Information provided —

= = = = =

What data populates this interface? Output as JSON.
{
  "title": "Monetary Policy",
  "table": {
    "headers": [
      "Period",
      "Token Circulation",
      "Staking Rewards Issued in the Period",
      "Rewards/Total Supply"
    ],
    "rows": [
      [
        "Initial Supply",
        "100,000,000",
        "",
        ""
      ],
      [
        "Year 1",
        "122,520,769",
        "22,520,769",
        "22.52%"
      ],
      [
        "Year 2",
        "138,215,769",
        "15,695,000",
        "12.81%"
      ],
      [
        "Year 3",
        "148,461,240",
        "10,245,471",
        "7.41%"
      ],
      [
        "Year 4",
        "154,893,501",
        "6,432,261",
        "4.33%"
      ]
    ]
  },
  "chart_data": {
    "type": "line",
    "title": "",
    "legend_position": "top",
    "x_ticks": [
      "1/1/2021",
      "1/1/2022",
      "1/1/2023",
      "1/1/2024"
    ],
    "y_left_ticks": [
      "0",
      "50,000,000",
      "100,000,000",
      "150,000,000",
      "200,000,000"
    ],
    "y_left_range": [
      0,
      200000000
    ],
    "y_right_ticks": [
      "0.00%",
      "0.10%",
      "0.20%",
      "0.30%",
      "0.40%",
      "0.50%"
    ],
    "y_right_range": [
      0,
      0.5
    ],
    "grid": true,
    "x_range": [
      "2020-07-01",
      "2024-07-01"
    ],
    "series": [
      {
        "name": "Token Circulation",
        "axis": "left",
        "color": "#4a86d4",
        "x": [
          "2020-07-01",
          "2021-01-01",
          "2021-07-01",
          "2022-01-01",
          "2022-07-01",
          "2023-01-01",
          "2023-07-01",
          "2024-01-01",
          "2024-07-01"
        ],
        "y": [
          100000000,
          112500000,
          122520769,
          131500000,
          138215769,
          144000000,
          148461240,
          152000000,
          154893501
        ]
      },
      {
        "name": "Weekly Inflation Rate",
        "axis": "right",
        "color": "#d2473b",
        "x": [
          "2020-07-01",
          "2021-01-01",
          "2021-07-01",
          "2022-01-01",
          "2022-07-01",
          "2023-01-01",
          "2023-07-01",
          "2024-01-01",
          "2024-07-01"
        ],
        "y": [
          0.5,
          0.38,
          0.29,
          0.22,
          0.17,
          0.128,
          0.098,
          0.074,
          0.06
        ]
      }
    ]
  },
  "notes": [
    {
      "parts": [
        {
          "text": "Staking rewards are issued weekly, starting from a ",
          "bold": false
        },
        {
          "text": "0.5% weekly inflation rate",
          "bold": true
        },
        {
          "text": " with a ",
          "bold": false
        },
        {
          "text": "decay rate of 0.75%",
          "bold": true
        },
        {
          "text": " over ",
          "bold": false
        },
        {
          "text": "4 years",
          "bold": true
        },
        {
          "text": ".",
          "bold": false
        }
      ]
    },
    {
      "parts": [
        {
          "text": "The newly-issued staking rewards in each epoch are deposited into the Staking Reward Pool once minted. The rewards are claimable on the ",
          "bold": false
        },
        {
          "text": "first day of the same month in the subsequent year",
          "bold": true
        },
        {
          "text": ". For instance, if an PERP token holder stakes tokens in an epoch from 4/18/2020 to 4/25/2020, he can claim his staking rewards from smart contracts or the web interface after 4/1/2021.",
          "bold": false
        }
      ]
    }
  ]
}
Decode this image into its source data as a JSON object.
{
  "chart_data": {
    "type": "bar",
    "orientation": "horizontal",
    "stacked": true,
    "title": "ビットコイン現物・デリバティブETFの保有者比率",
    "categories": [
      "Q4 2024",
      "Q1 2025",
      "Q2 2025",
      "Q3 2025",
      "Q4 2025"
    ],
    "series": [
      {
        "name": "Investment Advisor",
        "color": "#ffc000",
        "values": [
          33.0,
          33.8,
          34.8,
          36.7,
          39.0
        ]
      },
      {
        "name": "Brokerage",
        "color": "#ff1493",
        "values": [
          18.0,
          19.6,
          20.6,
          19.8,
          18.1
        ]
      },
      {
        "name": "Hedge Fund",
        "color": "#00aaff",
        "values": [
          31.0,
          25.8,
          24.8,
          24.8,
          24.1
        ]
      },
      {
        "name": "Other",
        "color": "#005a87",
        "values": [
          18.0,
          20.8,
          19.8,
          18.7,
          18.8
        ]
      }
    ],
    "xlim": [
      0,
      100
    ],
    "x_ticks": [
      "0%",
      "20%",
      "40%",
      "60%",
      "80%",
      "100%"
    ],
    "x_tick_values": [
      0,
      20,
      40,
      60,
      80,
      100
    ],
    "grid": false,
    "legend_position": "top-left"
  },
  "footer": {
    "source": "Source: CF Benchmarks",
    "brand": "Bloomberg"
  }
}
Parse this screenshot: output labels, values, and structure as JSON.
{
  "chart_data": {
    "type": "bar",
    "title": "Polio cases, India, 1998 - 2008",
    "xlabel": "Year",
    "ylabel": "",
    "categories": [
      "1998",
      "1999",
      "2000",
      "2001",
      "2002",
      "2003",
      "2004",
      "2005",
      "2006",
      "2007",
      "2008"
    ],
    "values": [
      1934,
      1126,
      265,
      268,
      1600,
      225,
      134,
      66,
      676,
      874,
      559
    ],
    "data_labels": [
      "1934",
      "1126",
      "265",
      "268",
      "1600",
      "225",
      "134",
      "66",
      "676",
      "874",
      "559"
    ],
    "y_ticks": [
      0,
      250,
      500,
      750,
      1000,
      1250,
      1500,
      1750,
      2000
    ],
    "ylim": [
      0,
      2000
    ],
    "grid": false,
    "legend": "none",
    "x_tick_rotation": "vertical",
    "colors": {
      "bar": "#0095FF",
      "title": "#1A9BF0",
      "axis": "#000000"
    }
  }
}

= = = = =

Exercise details — Your answer should be only the number of lines that hold the word "Period".

Reply to the task — 2